Goal of the exercise: Leave out the pictures and copy everything else below exactly.

Records for processing:
+===+
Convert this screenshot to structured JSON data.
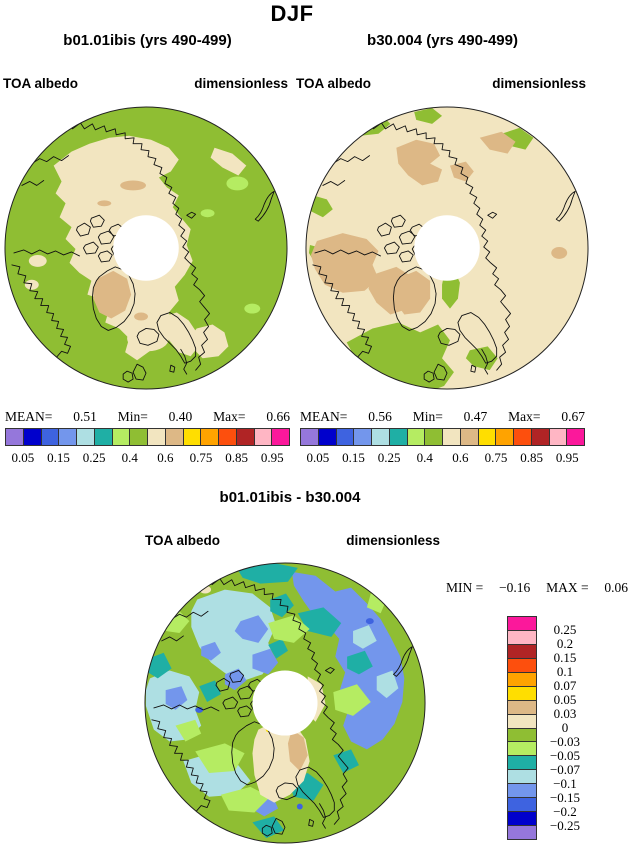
{
  "figure": {
    "title": "DJF"
  },
  "palette": {
    "purple": "#9577DB",
    "dark_blue": "#0000CC",
    "royal_blue": "#3E63E0",
    "cornflower": "#7396EC",
    "pale_cyan": "#AEDFE3",
    "teal": "#1FAFA5",
    "light_green": "#B5EC62",
    "olive_green": "#8FBE33",
    "cream": "#F2E5C0",
    "tan": "#DDB886",
    "yellow": "#FFDE00",
    "orange": "#FFA300",
    "red_orange": "#FD4F0D",
    "dark_red": "#B02425",
    "pink": "#FFB6C4",
    "magenta": "#FB189B"
  },
  "panels": [
    {
      "title": "b01.01ibis (yrs 490-499)",
      "field_label": "TOA albedo",
      "units_label": "dimensionless",
      "stats": {
        "mean_label": "MEAN=",
        "mean": "0.51",
        "min_label": "Min=",
        "min": "0.40",
        "max_label": "Max=",
        "max": "0.66"
      },
      "colorbar": {
        "colors": [
          "#9577DB",
          "#0000CC",
          "#3E63E0",
          "#7396EC",
          "#AEDFE3",
          "#1FAFA5",
          "#B5EC62",
          "#8FBE33",
          "#F2E5C0",
          "#DDB886",
          "#FFDE00",
          "#FFA300",
          "#FD4F0D",
          "#B02425",
          "#FFB6C4",
          "#FB189B"
        ],
        "tick_labels": [
          "0.05",
          "0.15",
          "0.25",
          "0.4",
          "0.6",
          "0.75",
          "0.85",
          "0.95"
        ]
      }
    },
    {
      "title": "b30.004 (yrs 490-499)",
      "field_label": "TOA albedo",
      "units_label": "dimensionless",
      "stats": {
        "mean_label": "MEAN=",
        "mean": "0.56",
        "min_label": "Min=",
        "min": "0.47",
        "max_label": "Max=",
        "max": "0.67"
      },
      "colorbar": {
        "colors": [
          "#9577DB",
          "#0000CC",
          "#3E63E0",
          "#7396EC",
          "#AEDFE3",
          "#1FAFA5",
          "#B5EC62",
          "#8FBE33",
          "#F2E5C0",
          "#DDB886",
          "#FFDE00",
          "#FFA300",
          "#FD4F0D",
          "#B02425",
          "#FFB6C4",
          "#FB189B"
        ],
        "tick_labels": [
          "0.05",
          "0.15",
          "0.25",
          "0.4",
          "0.6",
          "0.75",
          "0.85",
          "0.95"
        ]
      }
    }
  ],
  "diff_panel": {
    "title": "b01.01ibis - b30.004",
    "field_label": "TOA albedo",
    "units_label": "dimensionless",
    "stats": {
      "min_label": "MIN =",
      "min": "−0.16",
      "max_label": "MAX =",
      "max": "0.06"
    },
    "colorbar": {
      "colors": [
        "#FB189B",
        "#FFB6C4",
        "#B02425",
        "#FD4F0D",
        "#FFA300",
        "#FFDE00",
        "#DDB886",
        "#F2E5C0",
        "#8FBE33",
        "#B5EC62",
        "#1FAFA5",
        "#AEDFE3",
        "#7396EC",
        "#3E63E0",
        "#0000CC",
        "#9577DB"
      ],
      "tick_labels": [
        "0.25",
        "0.2",
        "0.15",
        "0.1",
        "0.07",
        "0.05",
        "0.03",
        "0",
        "−0.03",
        "−0.05",
        "−0.07",
        "−0.1",
        "−0.15",
        "−0.2",
        "−0.25"
      ]
    }
  },
  "chart_data": {
    "type": "heatmap",
    "subtype": "polar-stereographic-map-panels",
    "season": "DJF",
    "panels": [
      {
        "name": "b01.01ibis (yrs 490-499)",
        "variable": "TOA albedo",
        "units": "dimensionless",
        "mean": 0.51,
        "min": 0.4,
        "max": 0.66,
        "colorbar_ticks": [
          0.05,
          0.15,
          0.25,
          0.4,
          0.6,
          0.75,
          0.85,
          0.95
        ],
        "legend_position": "bottom"
      },
      {
        "name": "b30.004 (yrs 490-499)",
        "variable": "TOA albedo",
        "units": "dimensionless",
        "mean": 0.56,
        "min": 0.47,
        "max": 0.67,
        "colorbar_ticks": [
          0.05,
          0.15,
          0.25,
          0.4,
          0.6,
          0.75,
          0.85,
          0.95
        ],
        "legend_position": "bottom"
      },
      {
        "name": "b01.01ibis - b30.004",
        "variable": "TOA albedo",
        "units": "dimensionless",
        "min": -0.16,
        "max": 0.06,
        "colorbar_ticks": [
          0.25,
          0.2,
          0.15,
          0.1,
          0.07,
          0.05,
          0.03,
          0,
          -0.03,
          -0.05,
          -0.07,
          -0.1,
          -0.15,
          -0.2,
          -0.25
        ],
        "legend_position": "right"
      }
    ]
  }
}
+===+
Written response:
Convert this screenshot to structured JSON data.
{
  "figure": {
    "title": "DJF"
  },
  "palette": {
    "purple": "#9577DB",
    "dark_blue": "#0000CC",
    "royal_blue": "#3E63E0",
    "cornflower": "#7396EC",
    "pale_cyan": "#AEDFE3",
    "teal": "#1FAFA5",
    "light_green": "#B5EC62",
    "olive_green": "#8FBE33",
    "cream": "#F2E5C0",
    "tan": "#DDB886",
    "yellow": "#FFDE00",
    "orange": "#FFA300",
    "red_orange": "#FD4F0D",
    "dark_red": "#B02425",
    "pink": "#FFB6C4",
    "magenta": "#FB189B"
  },
  "panels": [
    {
      "title": "b01.01ibis (yrs 490-499)",
      "field_label": "TOA albedo",
      "units_label": "dimensionless",
      "stats": {
        "mean_label": "MEAN=",
        "mean": "0.51",
        "min_label": "Min=",
        "min": "0.40",
        "max_label": "Max=",
        "max": "0.66"
      },
      "colorbar": {
        "colors": [
          "#9577DB",
          "#0000CC",
          "#3E63E0",
          "#7396EC",
          "#AEDFE3",
          "#1FAFA5",
          "#B5EC62",
          "#8FBE33",
          "#F2E5C0",
          "#DDB886",
          "#FFDE00",
          "#FFA300",
          "#FD4F0D",
          "#B02425",
          "#FFB6C4",
          "#FB189B"
        ],
        "tick_labels": [
          "0.05",
          "0.15",
          "0.25",
          "0.4",
          "0.6",
          "0.75",
          "0.85",
          "0.95"
        ]
      }
    },
    {
      "title": "b30.004 (yrs 490-499)",
      "field_label": "TOA albedo",
      "units_label": "dimensionless",
      "stats": {
        "mean_label": "MEAN=",
        "mean": "0.56",
        "min_label": "Min=",
        "min": "0.47",
        "max_label": "Max=",
        "max": "0.67"
      },
      "colorbar": {
        "colors": [
          "#9577DB",
          "#0000CC",
          "#3E63E0",
          "#7396EC",
          "#AEDFE3",
          "#1FAFA5",
          "#B5EC62",
          "#8FBE33",
          "#F2E5C0",
          "#DDB886",
          "#FFDE00",
          "#FFA300",
          "#FD4F0D",
          "#B02425",
          "#FFB6C4",
          "#FB189B"
        ],
        "tick_labels": [
          "0.05",
          "0.15",
          "0.25",
          "0.4",
          "0.6",
          "0.75",
          "0.85",
          "0.95"
        ]
      }
    }
  ],
  "diff_panel": {
    "title": "b01.01ibis - b30.004",
    "field_label": "TOA albedo",
    "units_label": "dimensionless",
    "stats": {
      "min_label": "MIN =",
      "min": "−0.16",
      "max_label": "MAX =",
      "max": "0.06"
    },
    "colorbar": {
      "colors": [
        "#FB189B",
        "#FFB6C4",
        "#B02425",
        "#FD4F0D",
        "#FFA300",
        "#FFDE00",
        "#DDB886",
        "#F2E5C0",
        "#8FBE33",
        "#B5EC62",
        "#1FAFA5",
        "#AEDFE3",
        "#7396EC",
        "#3E63E0",
        "#0000CC",
        "#9577DB"
      ],
      "tick_labels": [
        "0.25",
        "0.2",
        "0.15",
        "0.1",
        "0.07",
        "0.05",
        "0.03",
        "0",
        "−0.03",
        "−0.05",
        "−0.07",
        "−0.1",
        "−0.15",
        "−0.2",
        "−0.25"
      ]
    }
  },
  "chart_data": {
    "type": "heatmap",
    "subtype": "polar-stereographic-map-panels",
    "season": "DJF",
    "panels": [
      {
        "name": "b01.01ibis (yrs 490-499)",
        "variable": "TOA albedo",
        "units": "dimensionless",
        "mean": 0.51,
        "min": 0.4,
        "max": 0.66,
        "colorbar_ticks": [
          0.05,
          0.15,
          0.25,
          0.4,
          0.6,
          0.75,
          0.85,
          0.95
        ],
        "legend_position": "bottom"
      },
      {
        "name": "b30.004 (yrs 490-499)",
        "variable": "TOA albedo",
        "units": "dimensionless",
        "mean": 0.56,
        "min": 0.47,
        "max": 0.67,
        "colorbar_ticks": [
          0.05,
          0.15,
          0.25,
          0.4,
          0.6,
          0.75,
          0.85,
          0.95
        ],
        "legend_position": "bottom"
      },
      {
        "name": "b01.01ibis - b30.004",
        "variable": "TOA albedo",
        "units": "dimensionless",
        "min": -0.16,
        "max": 0.06,
        "colorbar_ticks": [
          0.25,
          0.2,
          0.15,
          0.1,
          0.07,
          0.05,
          0.03,
          0,
          -0.03,
          -0.05,
          -0.07,
          -0.1,
          -0.15,
          -0.2,
          -0.25
        ],
        "legend_position": "right"
      }
    ]
  }
}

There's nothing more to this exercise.